* Information supplied:
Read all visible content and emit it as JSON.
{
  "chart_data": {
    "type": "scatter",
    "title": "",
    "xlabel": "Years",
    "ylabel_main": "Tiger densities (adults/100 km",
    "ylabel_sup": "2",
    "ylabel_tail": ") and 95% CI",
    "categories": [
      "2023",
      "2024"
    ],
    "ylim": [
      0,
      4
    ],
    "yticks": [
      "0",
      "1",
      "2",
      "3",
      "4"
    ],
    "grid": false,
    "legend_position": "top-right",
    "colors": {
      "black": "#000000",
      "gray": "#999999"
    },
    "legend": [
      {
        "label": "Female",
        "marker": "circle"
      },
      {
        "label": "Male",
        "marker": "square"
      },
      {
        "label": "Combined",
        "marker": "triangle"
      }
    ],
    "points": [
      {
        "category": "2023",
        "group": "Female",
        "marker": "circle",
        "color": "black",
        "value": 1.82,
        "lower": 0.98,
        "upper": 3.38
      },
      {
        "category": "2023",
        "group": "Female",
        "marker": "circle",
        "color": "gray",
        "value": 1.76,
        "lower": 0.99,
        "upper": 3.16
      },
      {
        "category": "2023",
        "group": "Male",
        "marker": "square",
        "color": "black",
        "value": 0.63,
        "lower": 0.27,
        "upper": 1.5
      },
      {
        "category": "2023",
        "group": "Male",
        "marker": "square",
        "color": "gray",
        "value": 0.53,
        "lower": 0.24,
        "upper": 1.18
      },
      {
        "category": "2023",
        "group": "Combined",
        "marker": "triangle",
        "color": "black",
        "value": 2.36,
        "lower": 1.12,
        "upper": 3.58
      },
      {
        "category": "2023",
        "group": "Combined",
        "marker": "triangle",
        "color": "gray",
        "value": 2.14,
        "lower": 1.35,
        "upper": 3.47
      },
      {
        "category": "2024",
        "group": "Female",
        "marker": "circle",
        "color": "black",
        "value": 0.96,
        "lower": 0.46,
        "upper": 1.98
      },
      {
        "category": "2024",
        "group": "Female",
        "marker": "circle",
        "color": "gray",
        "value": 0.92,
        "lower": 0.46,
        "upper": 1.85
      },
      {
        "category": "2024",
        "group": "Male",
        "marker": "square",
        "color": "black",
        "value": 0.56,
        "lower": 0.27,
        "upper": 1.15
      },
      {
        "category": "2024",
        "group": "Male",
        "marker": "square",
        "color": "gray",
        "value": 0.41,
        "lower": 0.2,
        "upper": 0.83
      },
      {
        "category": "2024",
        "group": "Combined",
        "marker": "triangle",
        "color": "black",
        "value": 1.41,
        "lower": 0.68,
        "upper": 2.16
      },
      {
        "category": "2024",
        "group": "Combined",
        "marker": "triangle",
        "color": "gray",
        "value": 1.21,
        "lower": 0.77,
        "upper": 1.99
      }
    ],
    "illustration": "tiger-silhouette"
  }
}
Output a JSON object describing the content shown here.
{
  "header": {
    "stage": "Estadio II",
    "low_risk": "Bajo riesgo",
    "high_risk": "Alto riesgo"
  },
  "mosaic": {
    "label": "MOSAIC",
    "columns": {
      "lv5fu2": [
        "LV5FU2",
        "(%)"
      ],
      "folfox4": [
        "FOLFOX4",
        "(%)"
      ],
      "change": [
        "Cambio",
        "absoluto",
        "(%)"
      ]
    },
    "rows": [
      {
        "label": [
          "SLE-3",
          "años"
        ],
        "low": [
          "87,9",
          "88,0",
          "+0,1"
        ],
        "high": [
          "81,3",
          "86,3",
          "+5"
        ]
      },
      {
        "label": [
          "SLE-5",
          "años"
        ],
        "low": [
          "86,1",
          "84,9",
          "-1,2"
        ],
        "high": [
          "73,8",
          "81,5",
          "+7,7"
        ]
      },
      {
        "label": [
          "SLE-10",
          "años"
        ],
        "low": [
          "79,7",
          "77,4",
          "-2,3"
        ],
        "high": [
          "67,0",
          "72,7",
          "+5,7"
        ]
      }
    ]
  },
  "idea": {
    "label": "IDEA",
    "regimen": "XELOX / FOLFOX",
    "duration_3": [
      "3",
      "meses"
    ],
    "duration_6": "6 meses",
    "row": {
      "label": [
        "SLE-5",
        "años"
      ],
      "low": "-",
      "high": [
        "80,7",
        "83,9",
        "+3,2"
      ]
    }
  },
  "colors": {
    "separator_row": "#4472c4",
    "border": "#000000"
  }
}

* What the task requires: Keep only the lines that hold the string "content", and copy them out.

* Response:
Read all visible content and emit it as JSON.
Output a JSON object describing the content shown here.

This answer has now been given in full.